WORK TO COMPLETE
Give the number of lines that include the string "下列说法正确的是", nothing more.

RECORDS TO USE
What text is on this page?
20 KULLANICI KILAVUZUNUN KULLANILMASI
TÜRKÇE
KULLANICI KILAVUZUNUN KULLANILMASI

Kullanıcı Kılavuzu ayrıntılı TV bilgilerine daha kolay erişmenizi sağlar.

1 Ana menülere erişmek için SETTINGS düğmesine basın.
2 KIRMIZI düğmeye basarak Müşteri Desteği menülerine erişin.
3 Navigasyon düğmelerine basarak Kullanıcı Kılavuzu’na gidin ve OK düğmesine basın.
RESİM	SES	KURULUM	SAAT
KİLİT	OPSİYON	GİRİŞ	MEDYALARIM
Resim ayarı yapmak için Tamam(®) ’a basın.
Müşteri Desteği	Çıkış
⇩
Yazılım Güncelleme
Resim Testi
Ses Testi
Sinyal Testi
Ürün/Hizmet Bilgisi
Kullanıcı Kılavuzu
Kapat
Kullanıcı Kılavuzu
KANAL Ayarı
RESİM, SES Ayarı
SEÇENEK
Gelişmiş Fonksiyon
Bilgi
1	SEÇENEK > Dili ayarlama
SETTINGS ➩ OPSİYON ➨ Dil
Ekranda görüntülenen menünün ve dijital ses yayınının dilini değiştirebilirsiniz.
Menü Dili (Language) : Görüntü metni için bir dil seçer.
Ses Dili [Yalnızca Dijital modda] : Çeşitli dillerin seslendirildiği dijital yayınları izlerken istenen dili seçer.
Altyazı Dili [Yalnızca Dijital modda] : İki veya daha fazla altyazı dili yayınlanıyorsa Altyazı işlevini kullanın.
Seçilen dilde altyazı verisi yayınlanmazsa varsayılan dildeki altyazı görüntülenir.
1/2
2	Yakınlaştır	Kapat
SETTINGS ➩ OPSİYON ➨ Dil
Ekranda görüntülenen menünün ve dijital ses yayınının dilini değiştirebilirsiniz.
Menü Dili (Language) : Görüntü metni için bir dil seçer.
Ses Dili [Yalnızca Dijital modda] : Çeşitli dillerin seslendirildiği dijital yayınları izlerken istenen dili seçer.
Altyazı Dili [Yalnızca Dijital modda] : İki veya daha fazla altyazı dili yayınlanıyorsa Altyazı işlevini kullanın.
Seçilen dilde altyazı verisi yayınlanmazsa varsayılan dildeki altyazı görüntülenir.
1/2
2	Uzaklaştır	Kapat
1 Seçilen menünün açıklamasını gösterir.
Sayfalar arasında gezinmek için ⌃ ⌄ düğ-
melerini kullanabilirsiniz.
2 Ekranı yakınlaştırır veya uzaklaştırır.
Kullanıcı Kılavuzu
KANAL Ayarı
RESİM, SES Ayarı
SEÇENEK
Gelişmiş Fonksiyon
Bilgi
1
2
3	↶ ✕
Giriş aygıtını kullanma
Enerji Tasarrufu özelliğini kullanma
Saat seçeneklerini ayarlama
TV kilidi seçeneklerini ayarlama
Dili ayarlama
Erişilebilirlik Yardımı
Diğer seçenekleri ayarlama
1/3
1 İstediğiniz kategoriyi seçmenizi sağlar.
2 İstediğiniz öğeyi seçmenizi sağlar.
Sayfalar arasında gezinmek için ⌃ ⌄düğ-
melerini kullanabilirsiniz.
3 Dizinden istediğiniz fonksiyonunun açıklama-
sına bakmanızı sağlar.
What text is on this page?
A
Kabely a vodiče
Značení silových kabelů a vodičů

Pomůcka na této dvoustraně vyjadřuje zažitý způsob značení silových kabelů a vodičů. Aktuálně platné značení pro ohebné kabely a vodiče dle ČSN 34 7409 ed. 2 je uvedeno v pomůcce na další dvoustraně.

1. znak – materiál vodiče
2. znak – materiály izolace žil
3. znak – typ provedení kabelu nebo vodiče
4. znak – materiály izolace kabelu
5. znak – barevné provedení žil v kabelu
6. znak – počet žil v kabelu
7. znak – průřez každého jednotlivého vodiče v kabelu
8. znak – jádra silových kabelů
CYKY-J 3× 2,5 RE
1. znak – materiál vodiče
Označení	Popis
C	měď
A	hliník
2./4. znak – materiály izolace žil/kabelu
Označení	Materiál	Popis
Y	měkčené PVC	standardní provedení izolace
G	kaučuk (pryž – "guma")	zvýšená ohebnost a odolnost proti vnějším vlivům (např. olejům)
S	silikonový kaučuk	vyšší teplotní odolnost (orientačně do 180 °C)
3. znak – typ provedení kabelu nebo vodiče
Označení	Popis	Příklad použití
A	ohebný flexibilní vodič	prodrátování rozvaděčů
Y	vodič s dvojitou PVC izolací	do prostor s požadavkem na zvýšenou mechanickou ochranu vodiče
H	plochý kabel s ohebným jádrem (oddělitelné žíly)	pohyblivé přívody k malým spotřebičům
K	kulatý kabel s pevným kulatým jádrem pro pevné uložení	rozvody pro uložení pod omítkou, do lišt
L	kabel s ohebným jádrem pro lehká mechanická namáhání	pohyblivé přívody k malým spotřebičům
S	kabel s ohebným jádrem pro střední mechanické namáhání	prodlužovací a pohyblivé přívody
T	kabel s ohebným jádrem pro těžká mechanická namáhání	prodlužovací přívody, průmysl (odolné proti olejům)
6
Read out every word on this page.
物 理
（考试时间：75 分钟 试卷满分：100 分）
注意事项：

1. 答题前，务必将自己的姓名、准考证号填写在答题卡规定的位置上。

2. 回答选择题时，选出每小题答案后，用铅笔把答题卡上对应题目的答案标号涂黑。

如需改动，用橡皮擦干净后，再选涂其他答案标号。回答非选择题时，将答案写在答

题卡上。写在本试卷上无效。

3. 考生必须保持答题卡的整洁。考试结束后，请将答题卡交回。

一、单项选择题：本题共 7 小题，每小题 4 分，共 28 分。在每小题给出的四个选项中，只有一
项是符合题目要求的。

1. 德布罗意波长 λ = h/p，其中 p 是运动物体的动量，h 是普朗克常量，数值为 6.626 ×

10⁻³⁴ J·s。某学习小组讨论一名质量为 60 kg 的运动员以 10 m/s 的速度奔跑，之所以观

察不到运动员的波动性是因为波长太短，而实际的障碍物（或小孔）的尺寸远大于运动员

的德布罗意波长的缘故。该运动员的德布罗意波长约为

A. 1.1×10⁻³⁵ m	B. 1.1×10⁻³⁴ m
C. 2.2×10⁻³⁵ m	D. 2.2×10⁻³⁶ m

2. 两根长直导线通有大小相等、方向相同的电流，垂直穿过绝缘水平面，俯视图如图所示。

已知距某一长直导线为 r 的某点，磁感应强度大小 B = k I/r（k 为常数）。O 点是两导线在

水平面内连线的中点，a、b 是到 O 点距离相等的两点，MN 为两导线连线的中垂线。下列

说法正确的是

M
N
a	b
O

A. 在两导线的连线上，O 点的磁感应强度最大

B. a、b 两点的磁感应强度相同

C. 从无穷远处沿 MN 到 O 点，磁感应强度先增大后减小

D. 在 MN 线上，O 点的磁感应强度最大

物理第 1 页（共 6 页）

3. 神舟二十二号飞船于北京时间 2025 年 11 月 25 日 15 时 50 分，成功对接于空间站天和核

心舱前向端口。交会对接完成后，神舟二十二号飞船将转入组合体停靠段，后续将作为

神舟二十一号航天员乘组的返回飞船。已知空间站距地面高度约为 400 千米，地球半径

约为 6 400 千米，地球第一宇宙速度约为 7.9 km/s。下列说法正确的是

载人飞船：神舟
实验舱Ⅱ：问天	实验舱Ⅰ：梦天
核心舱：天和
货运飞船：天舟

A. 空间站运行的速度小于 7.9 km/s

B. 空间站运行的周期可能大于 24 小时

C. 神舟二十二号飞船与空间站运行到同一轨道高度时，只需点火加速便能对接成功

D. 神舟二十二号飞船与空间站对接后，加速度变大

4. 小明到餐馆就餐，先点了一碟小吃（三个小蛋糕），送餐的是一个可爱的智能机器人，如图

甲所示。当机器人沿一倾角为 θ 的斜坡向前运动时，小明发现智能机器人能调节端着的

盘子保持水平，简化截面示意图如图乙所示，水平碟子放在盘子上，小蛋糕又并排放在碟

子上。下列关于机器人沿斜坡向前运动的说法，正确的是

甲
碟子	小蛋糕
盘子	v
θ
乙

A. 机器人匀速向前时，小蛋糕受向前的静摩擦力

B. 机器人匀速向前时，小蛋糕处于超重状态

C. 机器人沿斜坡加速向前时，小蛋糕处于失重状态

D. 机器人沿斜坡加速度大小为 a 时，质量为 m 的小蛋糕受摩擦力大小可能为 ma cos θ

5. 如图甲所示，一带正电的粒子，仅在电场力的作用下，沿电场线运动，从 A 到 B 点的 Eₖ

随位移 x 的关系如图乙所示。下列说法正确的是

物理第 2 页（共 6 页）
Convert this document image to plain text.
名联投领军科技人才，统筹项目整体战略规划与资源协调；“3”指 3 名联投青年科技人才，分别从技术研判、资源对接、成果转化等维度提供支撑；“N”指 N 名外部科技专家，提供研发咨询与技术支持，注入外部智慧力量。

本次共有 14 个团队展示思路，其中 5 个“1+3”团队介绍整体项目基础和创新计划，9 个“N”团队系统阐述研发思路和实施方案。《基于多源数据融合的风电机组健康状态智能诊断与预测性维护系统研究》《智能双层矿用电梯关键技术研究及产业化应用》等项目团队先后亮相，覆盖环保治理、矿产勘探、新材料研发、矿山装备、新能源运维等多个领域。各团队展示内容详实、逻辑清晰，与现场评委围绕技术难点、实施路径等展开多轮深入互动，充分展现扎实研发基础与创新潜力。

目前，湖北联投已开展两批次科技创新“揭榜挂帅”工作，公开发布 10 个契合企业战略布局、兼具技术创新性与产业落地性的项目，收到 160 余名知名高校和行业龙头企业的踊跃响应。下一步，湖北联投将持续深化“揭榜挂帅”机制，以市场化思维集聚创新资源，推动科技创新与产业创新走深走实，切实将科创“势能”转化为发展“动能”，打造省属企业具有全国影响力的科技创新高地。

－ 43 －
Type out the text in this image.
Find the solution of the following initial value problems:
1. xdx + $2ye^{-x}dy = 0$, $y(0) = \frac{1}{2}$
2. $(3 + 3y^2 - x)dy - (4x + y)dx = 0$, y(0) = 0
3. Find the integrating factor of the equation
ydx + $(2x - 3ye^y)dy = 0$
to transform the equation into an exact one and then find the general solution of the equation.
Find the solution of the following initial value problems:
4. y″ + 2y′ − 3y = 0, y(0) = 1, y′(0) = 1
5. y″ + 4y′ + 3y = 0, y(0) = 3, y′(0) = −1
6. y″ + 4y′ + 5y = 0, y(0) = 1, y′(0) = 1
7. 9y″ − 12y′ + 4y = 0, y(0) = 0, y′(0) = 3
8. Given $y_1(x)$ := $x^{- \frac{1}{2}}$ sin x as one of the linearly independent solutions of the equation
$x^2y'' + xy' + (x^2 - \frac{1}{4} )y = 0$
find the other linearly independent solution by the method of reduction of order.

FINISHED ANSWER
2